** Start ITEMS **
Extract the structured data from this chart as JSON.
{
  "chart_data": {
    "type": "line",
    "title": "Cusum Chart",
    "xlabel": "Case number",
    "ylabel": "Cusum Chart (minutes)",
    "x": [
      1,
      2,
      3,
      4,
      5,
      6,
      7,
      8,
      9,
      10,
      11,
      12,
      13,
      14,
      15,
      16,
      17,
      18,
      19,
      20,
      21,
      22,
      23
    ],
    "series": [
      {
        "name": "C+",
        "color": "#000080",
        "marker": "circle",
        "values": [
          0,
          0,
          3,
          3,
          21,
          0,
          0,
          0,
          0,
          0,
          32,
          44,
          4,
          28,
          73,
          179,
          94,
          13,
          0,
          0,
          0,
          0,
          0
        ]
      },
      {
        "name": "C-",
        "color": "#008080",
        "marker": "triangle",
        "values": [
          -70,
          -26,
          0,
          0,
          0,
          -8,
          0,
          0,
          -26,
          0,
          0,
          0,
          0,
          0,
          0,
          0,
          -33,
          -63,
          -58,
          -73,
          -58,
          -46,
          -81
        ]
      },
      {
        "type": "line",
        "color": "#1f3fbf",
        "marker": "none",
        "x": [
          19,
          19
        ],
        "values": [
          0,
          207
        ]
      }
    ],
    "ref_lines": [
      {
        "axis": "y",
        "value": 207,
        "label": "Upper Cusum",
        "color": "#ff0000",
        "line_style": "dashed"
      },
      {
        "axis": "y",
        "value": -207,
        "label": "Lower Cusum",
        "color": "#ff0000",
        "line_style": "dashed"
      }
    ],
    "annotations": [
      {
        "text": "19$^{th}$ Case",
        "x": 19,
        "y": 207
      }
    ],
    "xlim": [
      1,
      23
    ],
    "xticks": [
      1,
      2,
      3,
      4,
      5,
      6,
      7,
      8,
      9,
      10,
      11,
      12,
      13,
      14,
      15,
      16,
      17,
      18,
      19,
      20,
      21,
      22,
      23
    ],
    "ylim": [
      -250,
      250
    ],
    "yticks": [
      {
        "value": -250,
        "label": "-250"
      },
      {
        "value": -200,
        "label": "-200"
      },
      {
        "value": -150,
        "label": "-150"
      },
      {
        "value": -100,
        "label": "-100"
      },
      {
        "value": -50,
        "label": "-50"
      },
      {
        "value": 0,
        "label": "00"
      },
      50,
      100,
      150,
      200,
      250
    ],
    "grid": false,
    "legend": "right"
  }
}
** End ITEMS **
INSTRUCTIONS FOR THE TASK: Extract the whole listing, character for character.

THE SOLUTION:
Extract the structured data from this chart as JSON.
{
  "chart_data": {
    "type": "line",
    "title": "Cusum Chart",
    "xlabel": "Case number",
    "ylabel": "Cusum Chart (minutes)",
    "x": [
      1,
      2,
      3,
      4,
      5,
      6,
      7,
      8,
      9,
      10,
      11,
      12,
      13,
      14,
      15,
      16,
      17,
      18,
      19,
      20,
      21,
      22,
      23
    ],
    "series": [
      {
        "name": "C+",
        "color": "#000080",
        "marker": "circle",
        "values": [
          0,
          0,
          3,
          3,
          21,
          0,
          0,
          0,
          0,
          0,
          32,
          44,
          4,
          28,
          73,
          179,
          94,
          13,
          0,
          0,
          0,
          0,
          0
        ]
      },
      {
        "name": "C-",
        "color": "#008080",
        "marker": "triangle",
        "values": [
          -70,
          -26,
          0,
          0,
          0,
          -8,
          0,
          0,
          -26,
          0,
          0,
          0,
          0,
          0,
          0,
          0,
          -33,
          -63,
          -58,
          -73,
          -58,
          -46,
          -81
        ]
      },
      {
        "type": "line",
        "color": "#1f3fbf",
        "marker": "none",
        "x": [
          19,
          19
        ],
        "values": [
          0,
          207
        ]
      }
    ],
    "ref_lines": [
      {
        "axis": "y",
        "value": 207,
        "label": "Upper Cusum",
        "color": "#ff0000",
        "line_style": "dashed"
      },
      {
        "axis": "y",
        "value": -207,
        "label": "Lower Cusum",
        "color": "#ff0000",
        "line_style": "dashed"
      }
    ],
    "annotations": [
      {
        "text": "19$^{th}$ Case",
        "x": 19,
        "y": 207
      }
    ],
    "xlim": [
      1,
      23
    ],
    "xticks": [
      1,
      2,
      3,
      4,
      5,
      6,
      7,
      8,
      9,
      10,
      11,
      12,
      13,
      14,
      15,
      16,
      17,
      18,
      19,
      20,
      21,
      22,
      23
    ],
    "ylim": [
      -250,
      250
    ],
    "yticks": [
      {
        "value": -250,
        "label": "-250"
      },
      {
        "value": -200,
        "label": "-200"
      },
      {
        "value": -150,
        "label": "-150"
      },
      {
        "value": -100,
        "label": "-100"
      },
      {
        "value": -50,
        "label": "-50"
      },
      {
        "value": 0,
        "label": "00"
      },
      50,
      100,
      150,
      200,
      250
    ],
    "grid": false,
    "legend": "right"
  }
}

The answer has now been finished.